▶ Set task
Return the full listing exactly as it is written.

▶ Records for this exercise
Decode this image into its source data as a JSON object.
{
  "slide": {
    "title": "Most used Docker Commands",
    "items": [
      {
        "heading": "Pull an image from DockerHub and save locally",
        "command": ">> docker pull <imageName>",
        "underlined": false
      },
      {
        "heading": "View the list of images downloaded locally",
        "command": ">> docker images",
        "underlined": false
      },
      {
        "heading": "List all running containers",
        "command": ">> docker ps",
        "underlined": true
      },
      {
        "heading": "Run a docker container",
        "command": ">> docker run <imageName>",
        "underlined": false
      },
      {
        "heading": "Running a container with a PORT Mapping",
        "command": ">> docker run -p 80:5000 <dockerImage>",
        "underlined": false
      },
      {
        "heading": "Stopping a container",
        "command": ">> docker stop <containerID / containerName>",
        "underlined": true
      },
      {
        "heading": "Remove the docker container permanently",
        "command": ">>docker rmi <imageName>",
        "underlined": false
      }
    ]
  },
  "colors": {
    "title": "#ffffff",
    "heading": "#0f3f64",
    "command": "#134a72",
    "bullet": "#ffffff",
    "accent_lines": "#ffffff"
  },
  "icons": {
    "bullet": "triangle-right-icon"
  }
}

▶ Response to this exercise
Decode this image into its source data as a JSON object.
{
  "slide": {
    "title": "Most used Docker Commands",
    "items": [
      {
        "heading": "Pull an image from DockerHub and save locally",
        "command": ">> docker pull <imageName>",
        "underlined": false
      },
      {
        "heading": "View the list of images downloaded locally",
        "command": ">> docker images",
        "underlined": false
      },
      {
        "heading": "List all running containers",
        "command": ">> docker ps",
        "underlined": true
      },
      {
        "heading": "Run a docker container",
        "command": ">> docker run <imageName>",
        "underlined": false
      },
      {
        "heading": "Running a container with a PORT Mapping",
        "command": ">> docker run -p 80:5000 <dockerImage>",
        "underlined": false
      },
      {
        "heading": "Stopping a container",
        "command": ">> docker stop <containerID / containerName>",
        "underlined": true
      },
      {
        "heading": "Remove the docker container permanently",
        "command": ">>docker rmi <imageName>",
        "underlined": false
      }
    ]
  },
  "colors": {
    "title": "#ffffff",
    "heading": "#0f3f64",
    "command": "#134a72",
    "bullet": "#ffffff",
    "accent_lines": "#ffffff"
  },
  "icons": {
    "bullet": "triangle-right-icon"
  }
}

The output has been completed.